_Collection entries_

^^^^^^^^

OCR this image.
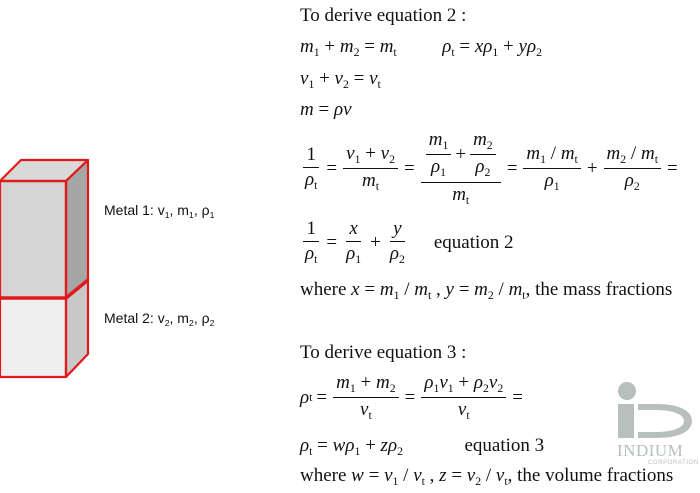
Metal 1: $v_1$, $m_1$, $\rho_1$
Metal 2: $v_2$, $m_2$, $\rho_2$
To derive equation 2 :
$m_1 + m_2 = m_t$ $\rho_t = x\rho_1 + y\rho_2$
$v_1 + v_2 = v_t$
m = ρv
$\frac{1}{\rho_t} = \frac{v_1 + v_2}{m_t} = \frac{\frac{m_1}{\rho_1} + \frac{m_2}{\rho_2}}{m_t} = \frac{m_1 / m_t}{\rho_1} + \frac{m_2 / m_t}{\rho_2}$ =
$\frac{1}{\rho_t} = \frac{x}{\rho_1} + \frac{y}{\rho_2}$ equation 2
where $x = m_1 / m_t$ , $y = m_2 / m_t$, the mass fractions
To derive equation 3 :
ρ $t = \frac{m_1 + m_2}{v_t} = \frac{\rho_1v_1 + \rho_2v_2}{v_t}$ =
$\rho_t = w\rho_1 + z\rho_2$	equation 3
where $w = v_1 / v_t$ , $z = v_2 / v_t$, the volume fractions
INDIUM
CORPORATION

^^^^^^^^

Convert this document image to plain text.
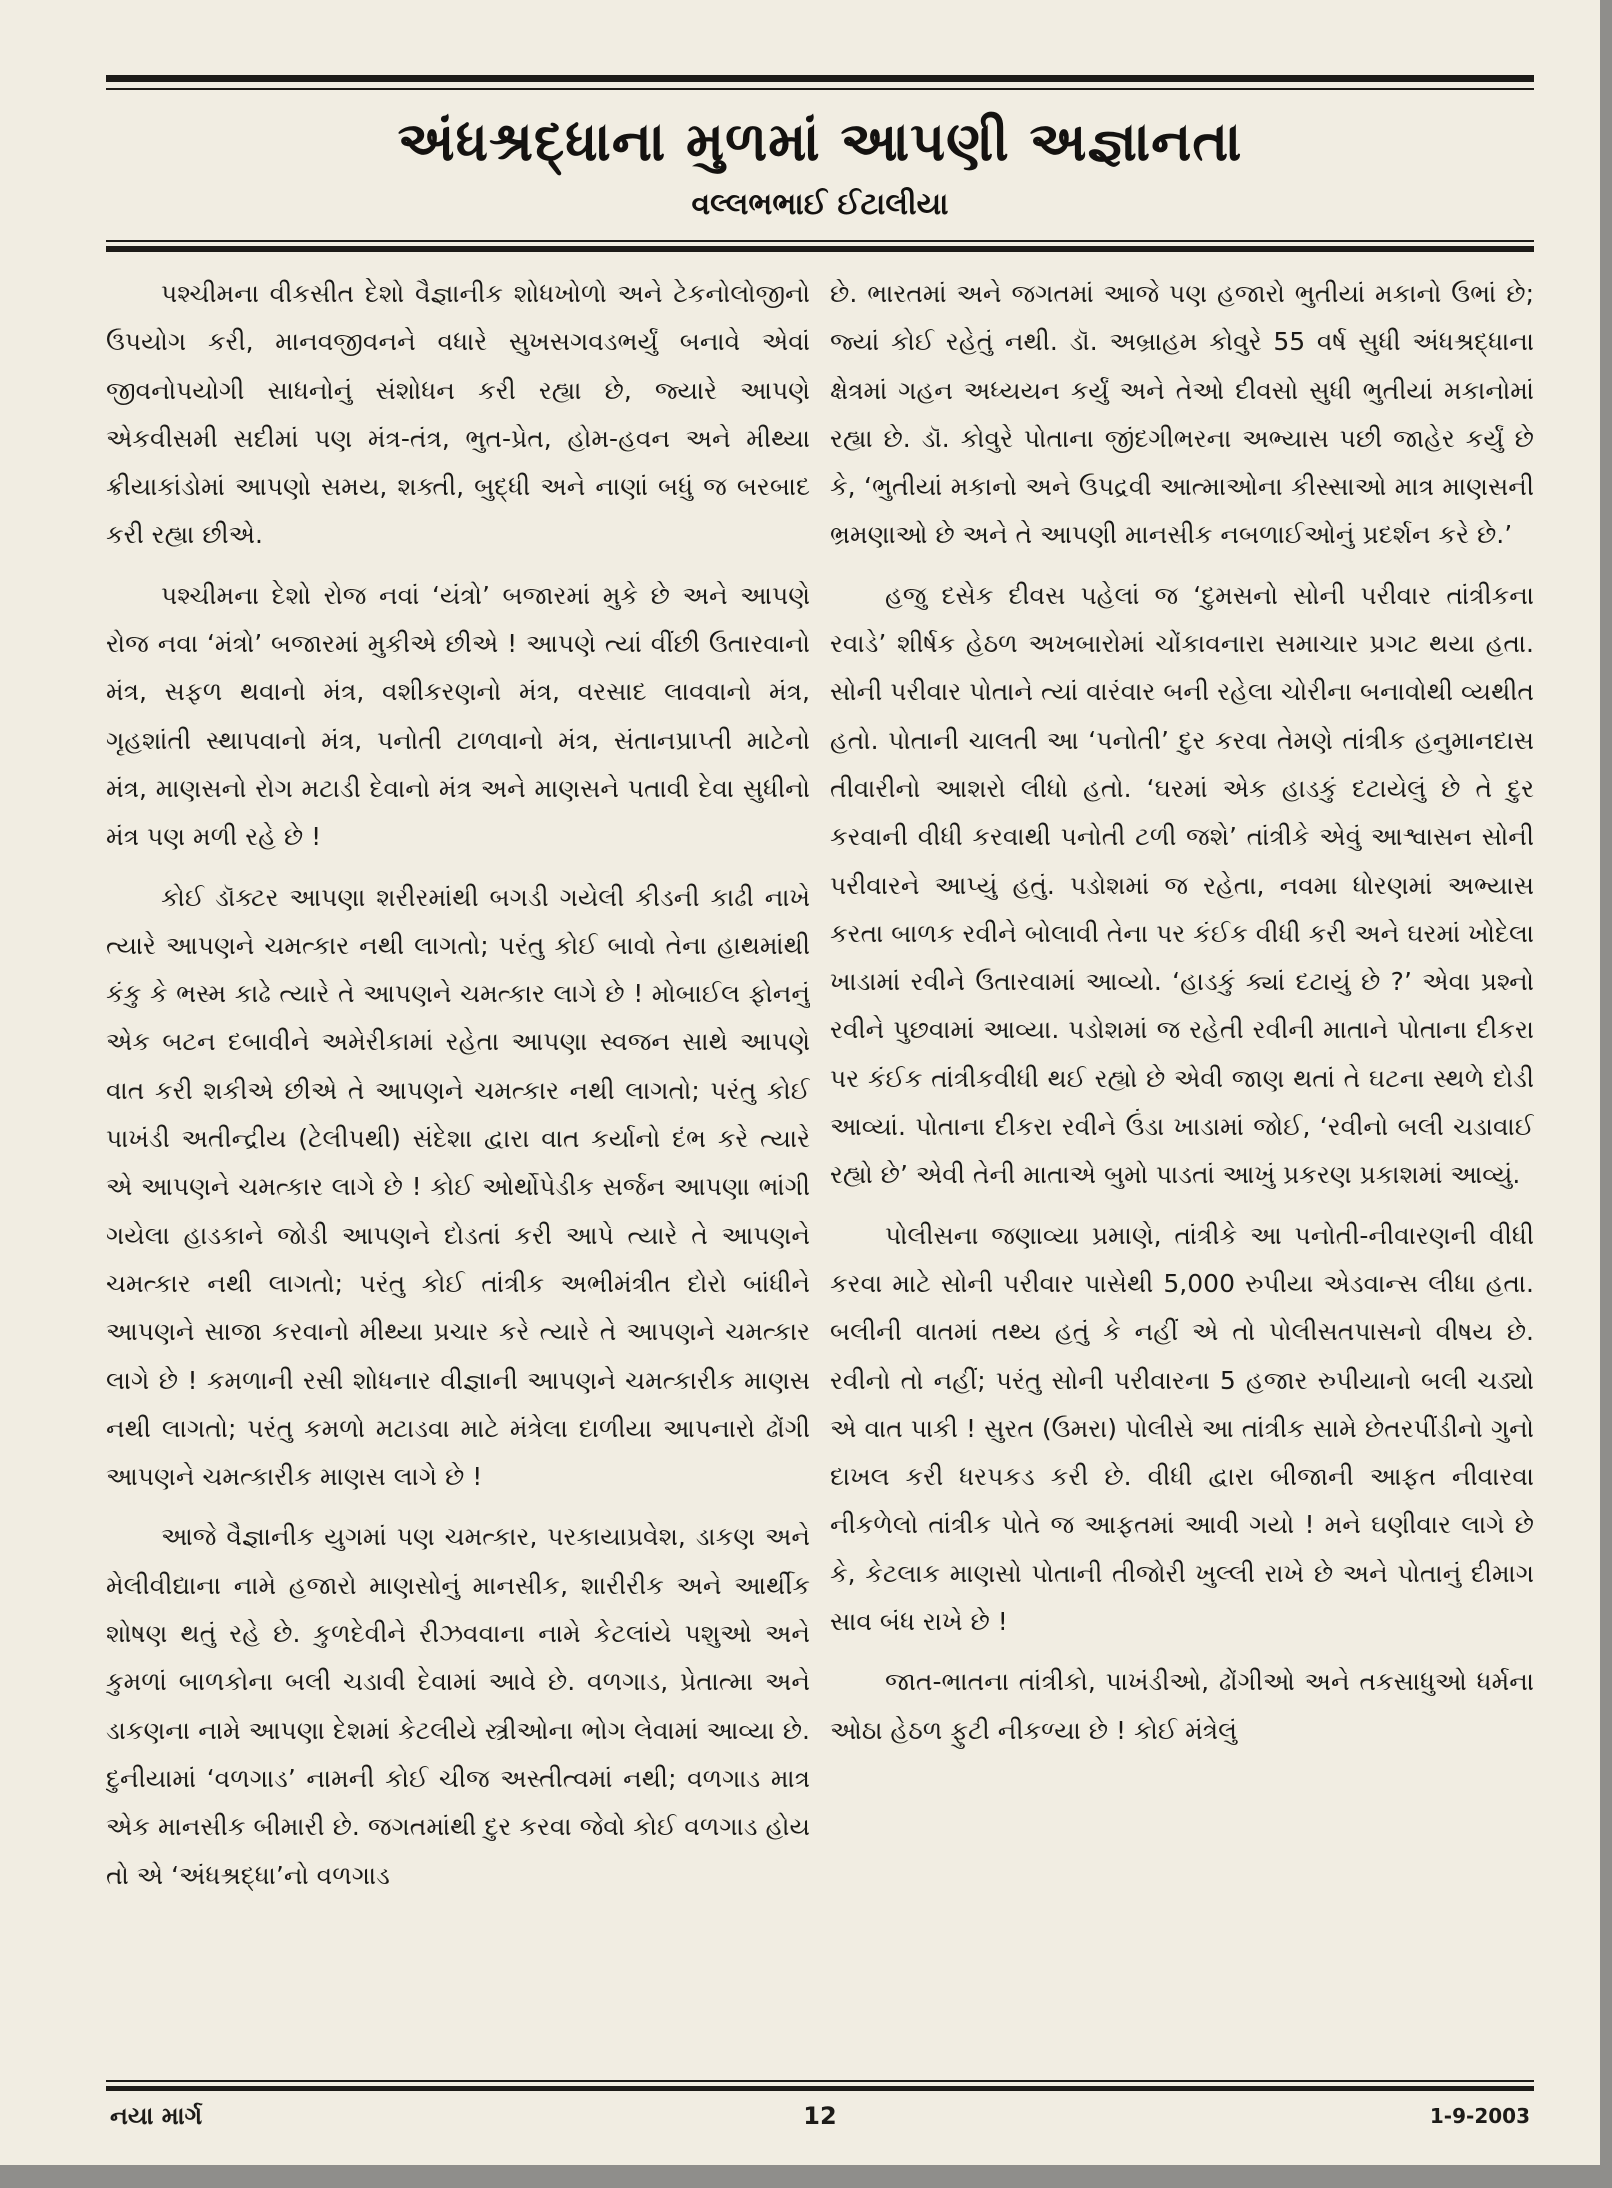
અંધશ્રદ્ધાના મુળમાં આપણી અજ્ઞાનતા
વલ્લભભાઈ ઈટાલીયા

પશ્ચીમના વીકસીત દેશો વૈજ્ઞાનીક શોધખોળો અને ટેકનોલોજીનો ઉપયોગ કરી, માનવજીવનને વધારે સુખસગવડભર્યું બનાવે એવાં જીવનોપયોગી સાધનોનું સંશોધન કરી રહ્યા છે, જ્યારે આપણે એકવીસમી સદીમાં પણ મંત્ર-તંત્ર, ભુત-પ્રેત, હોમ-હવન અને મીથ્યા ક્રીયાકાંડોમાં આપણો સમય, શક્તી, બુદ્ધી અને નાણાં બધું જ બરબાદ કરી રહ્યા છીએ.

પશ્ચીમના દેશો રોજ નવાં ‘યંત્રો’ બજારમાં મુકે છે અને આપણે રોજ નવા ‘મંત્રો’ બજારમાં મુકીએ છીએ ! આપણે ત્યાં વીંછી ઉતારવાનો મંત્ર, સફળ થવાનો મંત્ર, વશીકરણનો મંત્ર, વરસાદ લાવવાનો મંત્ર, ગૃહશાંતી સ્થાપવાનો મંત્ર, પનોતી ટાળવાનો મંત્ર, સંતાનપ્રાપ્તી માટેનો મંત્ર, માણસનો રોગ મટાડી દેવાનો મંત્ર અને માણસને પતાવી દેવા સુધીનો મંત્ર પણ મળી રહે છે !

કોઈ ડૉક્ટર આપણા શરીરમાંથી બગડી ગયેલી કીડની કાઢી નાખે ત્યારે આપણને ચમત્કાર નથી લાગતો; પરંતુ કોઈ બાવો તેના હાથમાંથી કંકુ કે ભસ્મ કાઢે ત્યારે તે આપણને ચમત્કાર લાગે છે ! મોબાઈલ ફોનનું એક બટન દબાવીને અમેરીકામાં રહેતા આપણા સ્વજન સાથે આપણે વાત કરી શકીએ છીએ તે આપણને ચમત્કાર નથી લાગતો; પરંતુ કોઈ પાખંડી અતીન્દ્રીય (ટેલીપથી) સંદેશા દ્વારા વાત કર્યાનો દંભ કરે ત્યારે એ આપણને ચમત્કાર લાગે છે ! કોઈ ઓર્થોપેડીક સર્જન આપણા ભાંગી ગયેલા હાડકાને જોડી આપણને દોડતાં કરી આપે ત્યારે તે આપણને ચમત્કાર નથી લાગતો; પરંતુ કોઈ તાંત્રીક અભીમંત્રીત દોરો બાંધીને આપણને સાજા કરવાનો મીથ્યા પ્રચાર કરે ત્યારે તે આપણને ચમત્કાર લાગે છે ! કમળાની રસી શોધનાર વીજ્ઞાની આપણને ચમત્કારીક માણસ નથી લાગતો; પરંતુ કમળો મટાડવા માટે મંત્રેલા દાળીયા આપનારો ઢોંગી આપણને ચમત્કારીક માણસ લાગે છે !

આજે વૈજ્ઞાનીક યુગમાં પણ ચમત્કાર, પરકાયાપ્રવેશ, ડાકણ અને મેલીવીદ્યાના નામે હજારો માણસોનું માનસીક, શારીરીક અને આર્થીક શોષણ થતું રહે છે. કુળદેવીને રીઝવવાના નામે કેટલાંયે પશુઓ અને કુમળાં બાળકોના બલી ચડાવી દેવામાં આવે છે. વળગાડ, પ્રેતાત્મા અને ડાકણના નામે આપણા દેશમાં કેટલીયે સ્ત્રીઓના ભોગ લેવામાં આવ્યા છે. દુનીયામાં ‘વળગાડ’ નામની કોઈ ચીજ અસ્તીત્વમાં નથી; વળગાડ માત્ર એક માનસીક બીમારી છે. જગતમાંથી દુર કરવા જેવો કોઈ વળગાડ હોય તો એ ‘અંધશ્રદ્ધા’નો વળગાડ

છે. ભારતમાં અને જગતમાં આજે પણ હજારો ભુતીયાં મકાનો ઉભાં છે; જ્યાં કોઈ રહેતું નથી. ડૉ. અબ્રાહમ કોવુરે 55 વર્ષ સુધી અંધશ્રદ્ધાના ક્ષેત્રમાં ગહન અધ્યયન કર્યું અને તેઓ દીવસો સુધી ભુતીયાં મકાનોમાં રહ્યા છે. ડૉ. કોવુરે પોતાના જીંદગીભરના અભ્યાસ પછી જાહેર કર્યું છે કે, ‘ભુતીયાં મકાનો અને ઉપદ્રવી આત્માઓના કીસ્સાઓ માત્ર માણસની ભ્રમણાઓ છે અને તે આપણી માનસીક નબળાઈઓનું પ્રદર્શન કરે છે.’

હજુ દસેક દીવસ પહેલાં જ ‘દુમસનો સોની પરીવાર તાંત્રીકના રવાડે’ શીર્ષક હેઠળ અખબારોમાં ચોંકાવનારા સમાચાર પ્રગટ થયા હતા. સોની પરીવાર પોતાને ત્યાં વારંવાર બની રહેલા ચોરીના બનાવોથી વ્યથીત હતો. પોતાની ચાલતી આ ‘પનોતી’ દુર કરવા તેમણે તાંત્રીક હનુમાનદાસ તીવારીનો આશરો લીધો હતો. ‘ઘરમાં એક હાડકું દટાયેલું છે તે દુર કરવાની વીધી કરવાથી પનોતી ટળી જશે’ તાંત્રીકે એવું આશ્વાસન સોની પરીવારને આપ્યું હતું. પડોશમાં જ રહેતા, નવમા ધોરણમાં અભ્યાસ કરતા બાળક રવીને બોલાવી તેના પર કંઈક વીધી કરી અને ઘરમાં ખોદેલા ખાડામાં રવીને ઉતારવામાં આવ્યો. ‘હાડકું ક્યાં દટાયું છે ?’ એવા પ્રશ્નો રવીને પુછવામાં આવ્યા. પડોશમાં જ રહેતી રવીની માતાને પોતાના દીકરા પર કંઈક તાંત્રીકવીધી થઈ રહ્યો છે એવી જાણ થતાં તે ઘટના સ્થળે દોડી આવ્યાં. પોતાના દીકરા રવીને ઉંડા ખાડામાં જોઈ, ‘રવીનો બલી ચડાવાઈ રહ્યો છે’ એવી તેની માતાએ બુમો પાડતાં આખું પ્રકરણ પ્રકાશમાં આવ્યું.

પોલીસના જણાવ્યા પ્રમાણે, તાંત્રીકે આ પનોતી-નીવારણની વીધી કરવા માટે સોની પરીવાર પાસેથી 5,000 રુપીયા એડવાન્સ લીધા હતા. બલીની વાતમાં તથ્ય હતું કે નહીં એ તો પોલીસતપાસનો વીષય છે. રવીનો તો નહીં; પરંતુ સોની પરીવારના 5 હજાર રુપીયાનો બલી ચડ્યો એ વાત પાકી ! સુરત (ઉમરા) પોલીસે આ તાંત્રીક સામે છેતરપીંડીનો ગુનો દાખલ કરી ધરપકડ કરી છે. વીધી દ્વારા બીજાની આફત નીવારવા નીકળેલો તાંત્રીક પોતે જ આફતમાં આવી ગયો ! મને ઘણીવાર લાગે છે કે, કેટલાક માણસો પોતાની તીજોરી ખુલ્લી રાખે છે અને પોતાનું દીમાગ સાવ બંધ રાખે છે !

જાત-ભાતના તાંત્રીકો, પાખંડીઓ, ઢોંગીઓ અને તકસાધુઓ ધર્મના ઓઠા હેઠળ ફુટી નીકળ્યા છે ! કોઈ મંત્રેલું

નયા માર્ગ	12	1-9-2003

^^^^^^^^

_Stated goal_
Copy down every line of the entries containing the word "equation".

_Solution to this task_
To derive equation 2 :
$\frac{1}{\rho_t} = \frac{x}{\rho_1} + \frac{y}{\rho_2}$ equation 2
To derive equation 3 :
$\rho_t = w\rho_1 + z\rho_2$	equation 3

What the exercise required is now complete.